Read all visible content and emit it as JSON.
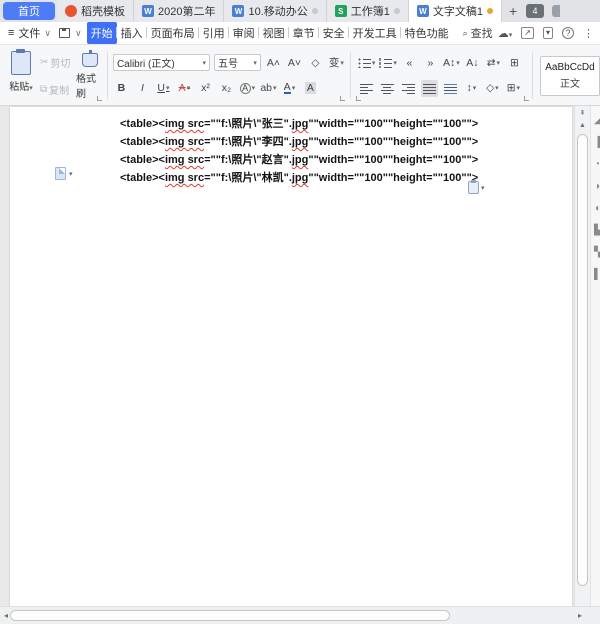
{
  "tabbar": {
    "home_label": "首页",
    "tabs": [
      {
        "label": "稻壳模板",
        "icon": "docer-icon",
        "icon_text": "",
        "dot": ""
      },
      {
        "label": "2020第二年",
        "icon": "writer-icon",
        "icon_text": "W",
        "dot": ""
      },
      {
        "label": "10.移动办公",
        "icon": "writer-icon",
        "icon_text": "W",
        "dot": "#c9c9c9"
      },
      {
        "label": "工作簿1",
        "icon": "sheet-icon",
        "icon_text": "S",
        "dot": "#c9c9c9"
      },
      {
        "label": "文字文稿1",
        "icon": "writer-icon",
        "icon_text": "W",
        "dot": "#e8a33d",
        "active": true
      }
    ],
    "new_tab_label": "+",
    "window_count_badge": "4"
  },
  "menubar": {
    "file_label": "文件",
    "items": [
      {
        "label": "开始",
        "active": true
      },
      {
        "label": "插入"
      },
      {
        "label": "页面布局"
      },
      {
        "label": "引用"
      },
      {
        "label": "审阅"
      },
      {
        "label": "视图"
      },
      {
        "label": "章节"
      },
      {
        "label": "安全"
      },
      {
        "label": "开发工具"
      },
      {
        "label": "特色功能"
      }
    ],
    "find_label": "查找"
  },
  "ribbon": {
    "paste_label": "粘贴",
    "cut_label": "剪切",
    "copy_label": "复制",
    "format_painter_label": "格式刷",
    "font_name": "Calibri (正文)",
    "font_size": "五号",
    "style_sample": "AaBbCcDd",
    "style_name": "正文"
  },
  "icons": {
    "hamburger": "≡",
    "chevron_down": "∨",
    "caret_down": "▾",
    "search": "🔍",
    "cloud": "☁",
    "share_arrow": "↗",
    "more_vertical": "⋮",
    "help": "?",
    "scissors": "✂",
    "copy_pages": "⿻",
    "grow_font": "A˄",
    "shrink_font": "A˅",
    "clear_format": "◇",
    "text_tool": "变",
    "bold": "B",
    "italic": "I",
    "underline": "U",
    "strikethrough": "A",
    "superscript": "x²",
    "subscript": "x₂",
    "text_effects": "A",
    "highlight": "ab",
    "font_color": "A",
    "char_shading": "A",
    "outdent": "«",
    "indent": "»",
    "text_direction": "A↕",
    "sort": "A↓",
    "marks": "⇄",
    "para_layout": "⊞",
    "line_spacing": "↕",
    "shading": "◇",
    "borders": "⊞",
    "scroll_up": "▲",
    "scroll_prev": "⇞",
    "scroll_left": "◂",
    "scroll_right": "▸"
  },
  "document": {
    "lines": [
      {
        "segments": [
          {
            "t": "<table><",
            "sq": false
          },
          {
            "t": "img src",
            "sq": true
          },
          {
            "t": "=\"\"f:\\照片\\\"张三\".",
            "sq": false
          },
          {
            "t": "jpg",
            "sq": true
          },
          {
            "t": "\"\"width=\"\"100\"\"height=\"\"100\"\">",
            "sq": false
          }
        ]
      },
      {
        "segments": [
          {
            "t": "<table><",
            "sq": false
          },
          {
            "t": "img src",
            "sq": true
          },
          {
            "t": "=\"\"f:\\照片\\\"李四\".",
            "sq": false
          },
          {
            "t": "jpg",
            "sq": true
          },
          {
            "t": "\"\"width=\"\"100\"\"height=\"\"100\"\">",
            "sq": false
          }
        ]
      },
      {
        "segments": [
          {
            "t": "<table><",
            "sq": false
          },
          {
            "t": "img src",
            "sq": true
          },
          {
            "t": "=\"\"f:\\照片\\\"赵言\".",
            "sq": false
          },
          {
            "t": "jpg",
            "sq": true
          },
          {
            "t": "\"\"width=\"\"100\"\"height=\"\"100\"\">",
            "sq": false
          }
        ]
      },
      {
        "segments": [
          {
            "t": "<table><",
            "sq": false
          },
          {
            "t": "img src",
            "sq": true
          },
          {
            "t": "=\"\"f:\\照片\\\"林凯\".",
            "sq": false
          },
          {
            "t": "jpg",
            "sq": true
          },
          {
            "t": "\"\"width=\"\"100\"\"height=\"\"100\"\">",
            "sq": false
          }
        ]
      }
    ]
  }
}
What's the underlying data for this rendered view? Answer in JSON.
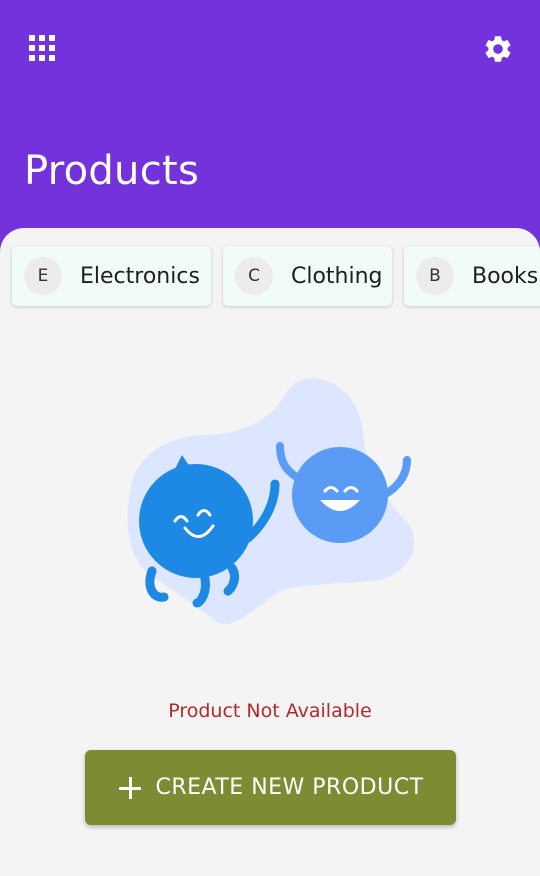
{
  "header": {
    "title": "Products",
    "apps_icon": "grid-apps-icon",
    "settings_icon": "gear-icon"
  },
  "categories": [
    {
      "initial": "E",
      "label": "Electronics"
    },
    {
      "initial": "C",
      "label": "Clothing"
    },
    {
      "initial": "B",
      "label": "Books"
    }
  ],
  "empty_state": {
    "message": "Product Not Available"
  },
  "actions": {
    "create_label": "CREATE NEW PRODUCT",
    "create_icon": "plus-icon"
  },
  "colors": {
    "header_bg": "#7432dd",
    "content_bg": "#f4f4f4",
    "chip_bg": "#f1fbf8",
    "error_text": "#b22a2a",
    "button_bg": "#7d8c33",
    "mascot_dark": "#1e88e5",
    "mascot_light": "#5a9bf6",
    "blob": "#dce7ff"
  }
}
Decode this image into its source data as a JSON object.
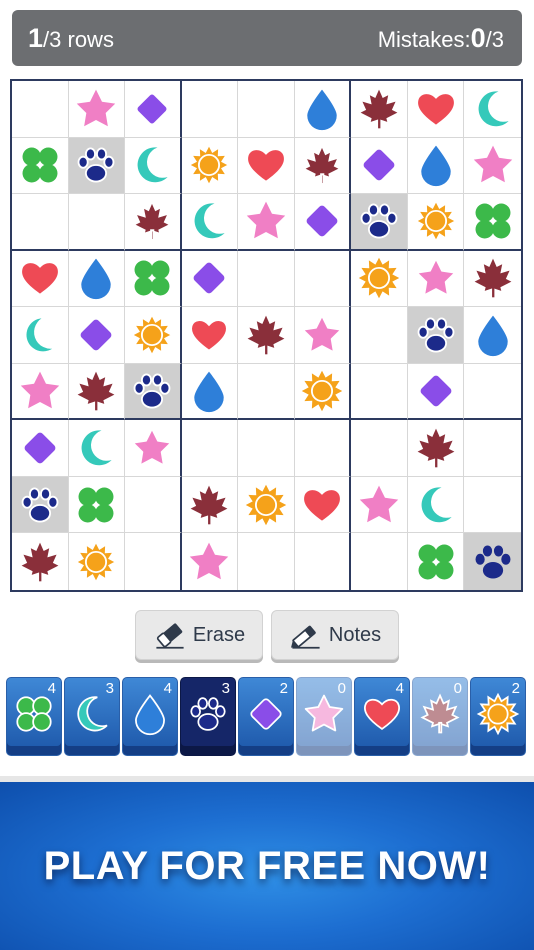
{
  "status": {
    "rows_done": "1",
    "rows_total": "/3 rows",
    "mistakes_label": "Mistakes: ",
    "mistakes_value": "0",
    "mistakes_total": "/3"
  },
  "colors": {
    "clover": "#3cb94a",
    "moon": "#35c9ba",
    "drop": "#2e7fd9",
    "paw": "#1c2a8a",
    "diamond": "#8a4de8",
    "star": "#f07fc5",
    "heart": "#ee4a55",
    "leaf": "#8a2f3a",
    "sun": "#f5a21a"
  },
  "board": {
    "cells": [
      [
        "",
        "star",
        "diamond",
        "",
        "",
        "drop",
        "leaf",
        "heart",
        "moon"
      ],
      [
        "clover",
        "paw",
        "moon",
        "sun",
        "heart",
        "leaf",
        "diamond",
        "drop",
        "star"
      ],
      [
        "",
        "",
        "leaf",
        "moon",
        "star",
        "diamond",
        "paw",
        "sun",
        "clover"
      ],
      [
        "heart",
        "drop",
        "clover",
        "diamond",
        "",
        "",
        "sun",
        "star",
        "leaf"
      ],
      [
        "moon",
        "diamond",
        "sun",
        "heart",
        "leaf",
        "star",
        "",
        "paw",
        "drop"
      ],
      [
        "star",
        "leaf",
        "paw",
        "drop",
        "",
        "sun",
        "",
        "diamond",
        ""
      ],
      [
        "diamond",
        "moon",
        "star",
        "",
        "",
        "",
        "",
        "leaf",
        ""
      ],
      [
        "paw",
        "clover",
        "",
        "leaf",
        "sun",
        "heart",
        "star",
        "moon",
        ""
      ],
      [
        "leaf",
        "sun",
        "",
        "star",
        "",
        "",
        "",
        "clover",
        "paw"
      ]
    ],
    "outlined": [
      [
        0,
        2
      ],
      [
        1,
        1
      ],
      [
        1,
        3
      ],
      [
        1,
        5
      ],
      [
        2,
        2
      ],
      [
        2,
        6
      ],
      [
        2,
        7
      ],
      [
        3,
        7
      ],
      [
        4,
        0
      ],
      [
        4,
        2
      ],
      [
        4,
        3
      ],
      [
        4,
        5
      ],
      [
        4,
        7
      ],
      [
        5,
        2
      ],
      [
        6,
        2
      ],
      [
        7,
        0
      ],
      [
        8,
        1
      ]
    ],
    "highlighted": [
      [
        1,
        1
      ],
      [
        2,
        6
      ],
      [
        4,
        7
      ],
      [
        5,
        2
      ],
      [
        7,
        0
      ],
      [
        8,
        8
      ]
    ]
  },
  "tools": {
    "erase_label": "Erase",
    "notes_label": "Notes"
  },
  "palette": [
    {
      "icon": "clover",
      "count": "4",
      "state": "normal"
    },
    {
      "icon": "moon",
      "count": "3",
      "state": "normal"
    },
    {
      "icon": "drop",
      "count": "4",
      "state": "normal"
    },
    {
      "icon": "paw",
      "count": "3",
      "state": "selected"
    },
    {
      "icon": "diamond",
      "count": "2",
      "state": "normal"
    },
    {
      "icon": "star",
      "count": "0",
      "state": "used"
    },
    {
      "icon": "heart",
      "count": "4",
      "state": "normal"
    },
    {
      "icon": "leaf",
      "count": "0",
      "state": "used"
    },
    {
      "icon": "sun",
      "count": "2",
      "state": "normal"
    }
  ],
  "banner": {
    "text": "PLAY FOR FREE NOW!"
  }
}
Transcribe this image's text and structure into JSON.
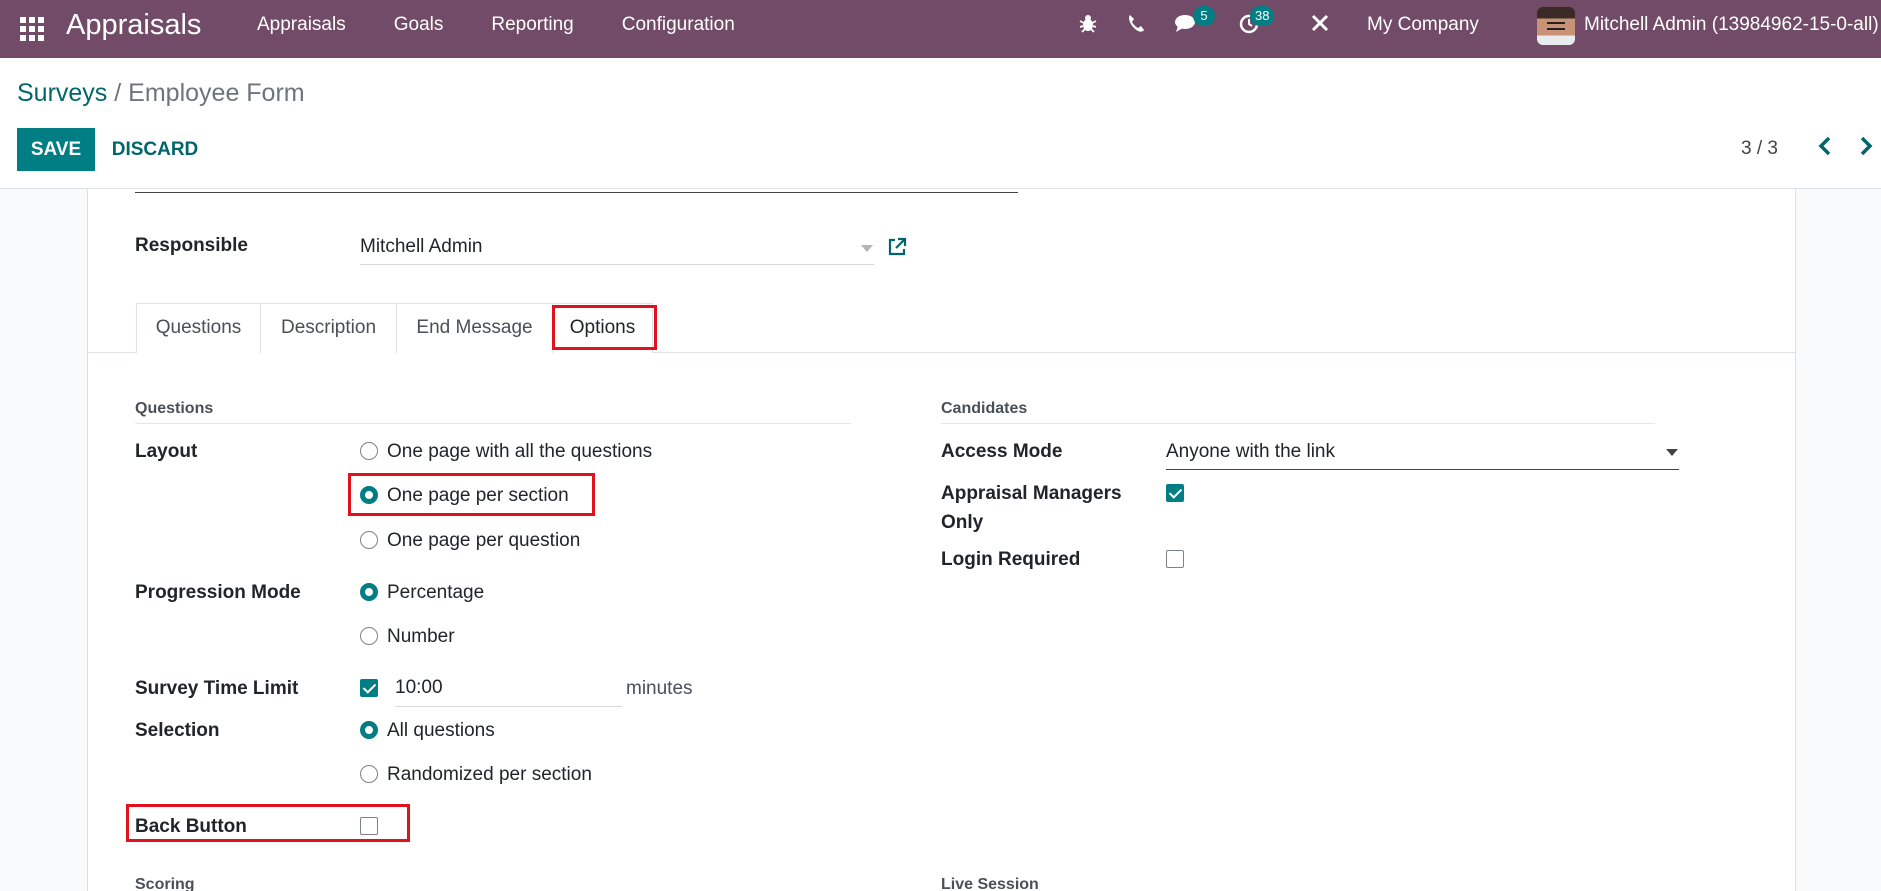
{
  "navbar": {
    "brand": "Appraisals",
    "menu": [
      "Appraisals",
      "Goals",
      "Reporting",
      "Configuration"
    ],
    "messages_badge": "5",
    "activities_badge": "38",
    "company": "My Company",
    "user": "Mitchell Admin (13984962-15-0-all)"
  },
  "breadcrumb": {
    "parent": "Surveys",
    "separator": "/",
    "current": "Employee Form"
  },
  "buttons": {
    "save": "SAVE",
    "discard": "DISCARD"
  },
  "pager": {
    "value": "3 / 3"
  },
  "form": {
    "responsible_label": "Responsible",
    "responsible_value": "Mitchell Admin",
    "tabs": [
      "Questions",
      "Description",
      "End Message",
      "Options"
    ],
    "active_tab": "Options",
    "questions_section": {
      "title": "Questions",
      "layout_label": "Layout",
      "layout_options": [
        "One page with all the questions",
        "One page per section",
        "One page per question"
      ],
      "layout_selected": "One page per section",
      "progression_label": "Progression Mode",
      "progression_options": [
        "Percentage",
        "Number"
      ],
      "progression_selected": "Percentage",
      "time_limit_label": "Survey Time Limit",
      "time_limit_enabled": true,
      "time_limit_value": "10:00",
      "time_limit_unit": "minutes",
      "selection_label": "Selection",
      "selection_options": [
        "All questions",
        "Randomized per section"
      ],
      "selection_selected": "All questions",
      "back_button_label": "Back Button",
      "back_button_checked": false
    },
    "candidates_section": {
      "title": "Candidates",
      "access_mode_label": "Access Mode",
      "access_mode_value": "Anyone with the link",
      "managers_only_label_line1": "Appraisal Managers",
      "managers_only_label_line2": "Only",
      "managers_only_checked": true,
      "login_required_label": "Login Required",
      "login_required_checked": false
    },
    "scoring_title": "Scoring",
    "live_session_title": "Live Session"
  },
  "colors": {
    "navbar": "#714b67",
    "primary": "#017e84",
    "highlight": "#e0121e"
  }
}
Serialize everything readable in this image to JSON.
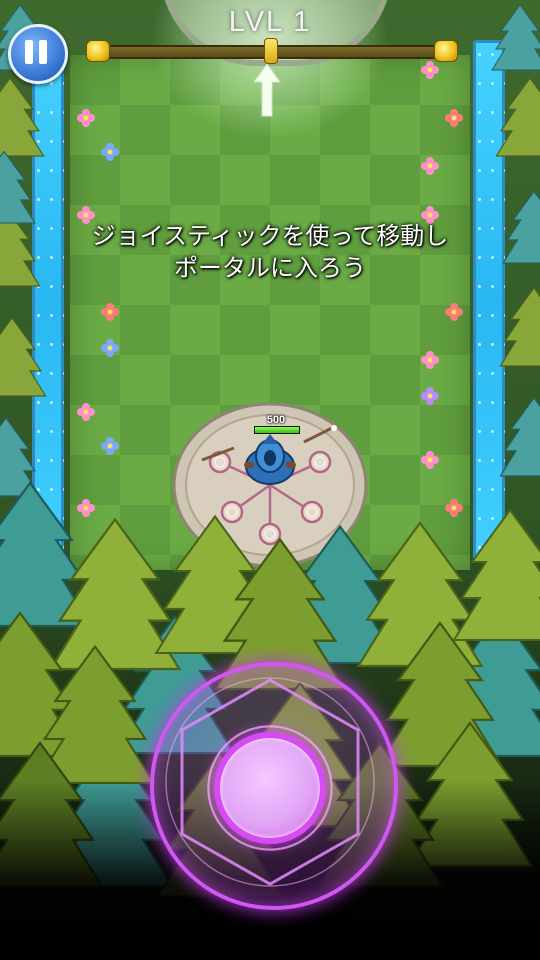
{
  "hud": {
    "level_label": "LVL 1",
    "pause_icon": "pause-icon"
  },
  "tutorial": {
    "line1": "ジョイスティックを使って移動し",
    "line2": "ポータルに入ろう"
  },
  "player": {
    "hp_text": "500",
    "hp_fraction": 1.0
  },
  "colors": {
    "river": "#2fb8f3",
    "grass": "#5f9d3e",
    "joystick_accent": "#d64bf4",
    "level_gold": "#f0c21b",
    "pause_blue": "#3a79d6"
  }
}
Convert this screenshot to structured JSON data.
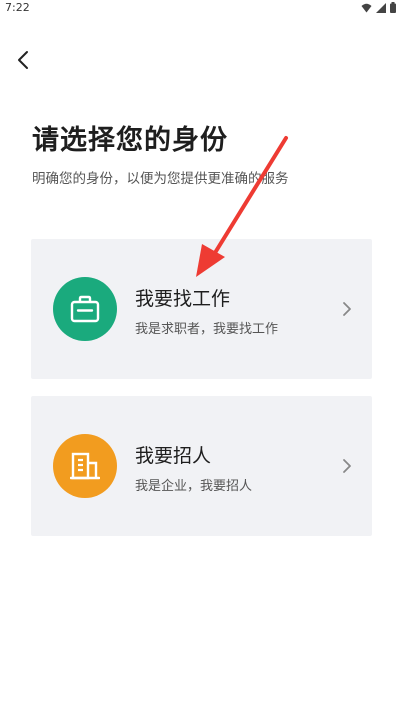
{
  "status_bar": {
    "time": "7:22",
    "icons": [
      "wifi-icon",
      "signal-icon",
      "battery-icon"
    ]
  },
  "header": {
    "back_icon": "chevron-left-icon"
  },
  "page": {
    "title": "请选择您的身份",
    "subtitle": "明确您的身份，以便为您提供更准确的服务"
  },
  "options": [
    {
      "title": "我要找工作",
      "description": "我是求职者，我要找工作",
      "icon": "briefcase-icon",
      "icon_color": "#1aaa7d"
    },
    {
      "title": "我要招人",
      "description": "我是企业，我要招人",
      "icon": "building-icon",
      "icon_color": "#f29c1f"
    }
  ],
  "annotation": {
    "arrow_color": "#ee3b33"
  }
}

Exercise instructions -
Take each line of the material that contains the word "Admin" and list it.

Worked solution -
    "user": "Mitchell Admin (13984962-15-0-all)"
    "responsible_value": "Mitchell Admin",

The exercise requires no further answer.